» **Aim of the exercise**: What follows is a set of records; restate each one word for word and drop the pictures.

» **Input records**:
--- BEGIN ---

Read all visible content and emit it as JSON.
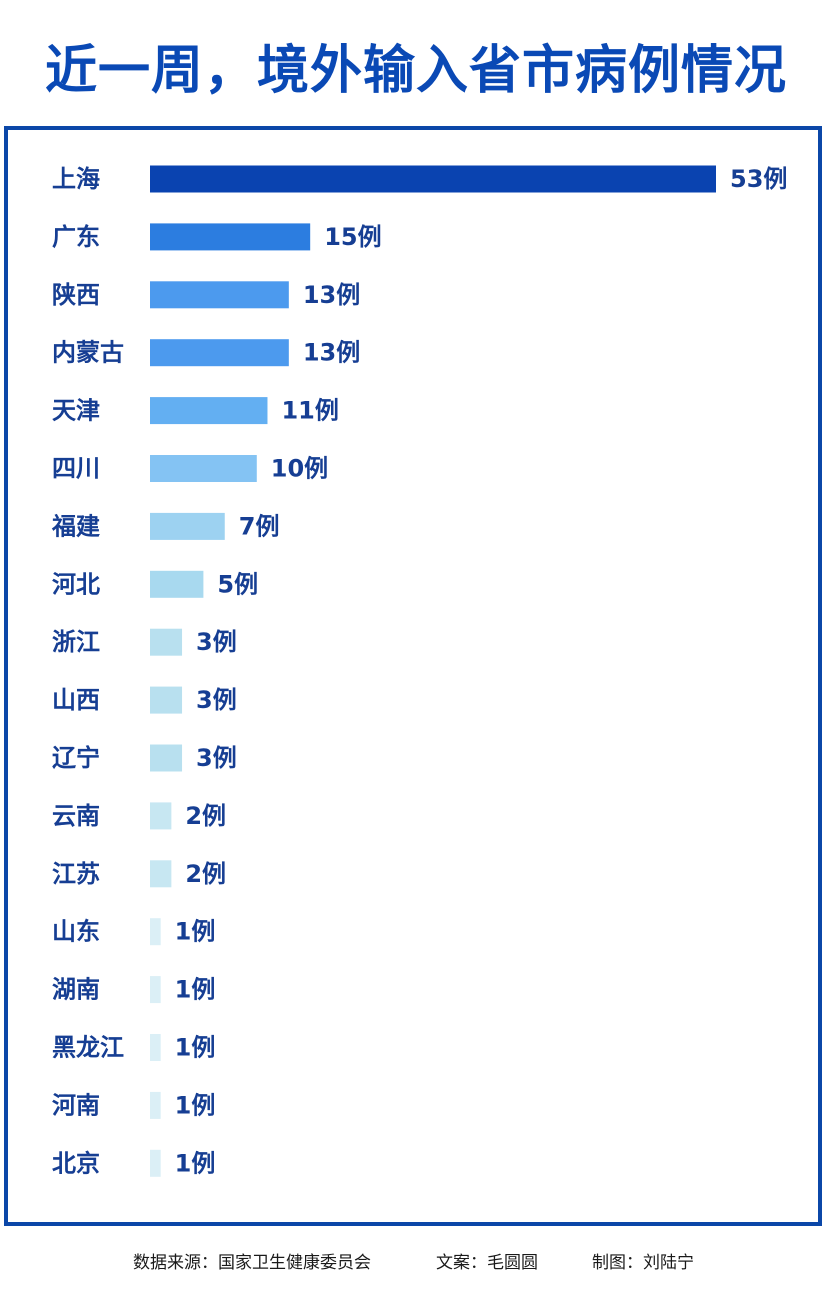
{
  "title": "近一周，境外输入省市病例情况",
  "footer": {
    "source": "数据来源：国家卫生健康委员会",
    "author": "文案：毛圆圆",
    "design": "制图：刘陆宁"
  },
  "colors": {
    "title": "#0a49b5",
    "frame": "#0b47a8",
    "label": "#163e93",
    "bar_scale": [
      "#0a43b0",
      "#2c7de0",
      "#4c9aee",
      "#4c9aee",
      "#63aff2",
      "#84c3f3",
      "#9dd2f1",
      "#a8d9ef",
      "#b8e0ef",
      "#b8e0ef",
      "#b8e0ef",
      "#c7e7f2",
      "#c7e7f2",
      "#dbeff6",
      "#dbeff6",
      "#dbeff6",
      "#dbeff6",
      "#dbeff6"
    ]
  },
  "chart_data": {
    "type": "bar",
    "orientation": "horizontal",
    "title": "近一周，境外输入省市病例情况",
    "unit_suffix": "例",
    "categories": [
      "上海",
      "广东",
      "陕西",
      "内蒙古",
      "天津",
      "四川",
      "福建",
      "河北",
      "浙江",
      "山西",
      "辽宁",
      "云南",
      "江苏",
      "山东",
      "湖南",
      "黑龙江",
      "河南",
      "北京"
    ],
    "values": [
      53,
      15,
      13,
      13,
      11,
      10,
      7,
      5,
      3,
      3,
      3,
      2,
      2,
      1,
      1,
      1,
      1,
      1
    ],
    "value_labels": [
      "53例",
      "15例",
      "13例",
      "13例",
      "11例",
      "10例",
      "7例",
      "5例",
      "3例",
      "3例",
      "3例",
      "2例",
      "2例",
      "1例",
      "1例",
      "1例",
      "1例",
      "1例"
    ],
    "xlabel": "",
    "ylabel": "",
    "xlim": [
      0,
      53
    ],
    "grid": false,
    "legend": "none"
  }
}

--- END ---

» **Solution to this task**:
Read all visible content and emit it as JSON.
{
  "title": "近一周，境外输入省市病例情况",
  "footer": {
    "source": "数据来源：国家卫生健康委员会",
    "author": "文案：毛圆圆",
    "design": "制图：刘陆宁"
  },
  "colors": {
    "title": "#0a49b5",
    "frame": "#0b47a8",
    "label": "#163e93",
    "bar_scale": [
      "#0a43b0",
      "#2c7de0",
      "#4c9aee",
      "#4c9aee",
      "#63aff2",
      "#84c3f3",
      "#9dd2f1",
      "#a8d9ef",
      "#b8e0ef",
      "#b8e0ef",
      "#b8e0ef",
      "#c7e7f2",
      "#c7e7f2",
      "#dbeff6",
      "#dbeff6",
      "#dbeff6",
      "#dbeff6",
      "#dbeff6"
    ]
  },
  "chart_data": {
    "type": "bar",
    "orientation": "horizontal",
    "title": "近一周，境外输入省市病例情况",
    "unit_suffix": "例",
    "categories": [
      "上海",
      "广东",
      "陕西",
      "内蒙古",
      "天津",
      "四川",
      "福建",
      "河北",
      "浙江",
      "山西",
      "辽宁",
      "云南",
      "江苏",
      "山东",
      "湖南",
      "黑龙江",
      "河南",
      "北京"
    ],
    "values": [
      53,
      15,
      13,
      13,
      11,
      10,
      7,
      5,
      3,
      3,
      3,
      2,
      2,
      1,
      1,
      1,
      1,
      1
    ],
    "value_labels": [
      "53例",
      "15例",
      "13例",
      "13例",
      "11例",
      "10例",
      "7例",
      "5例",
      "3例",
      "3例",
      "3例",
      "2例",
      "2例",
      "1例",
      "1例",
      "1例",
      "1例",
      "1例"
    ],
    "xlabel": "",
    "ylabel": "",
    "xlim": [
      0,
      53
    ],
    "grid": false,
    "legend": "none"
  }
}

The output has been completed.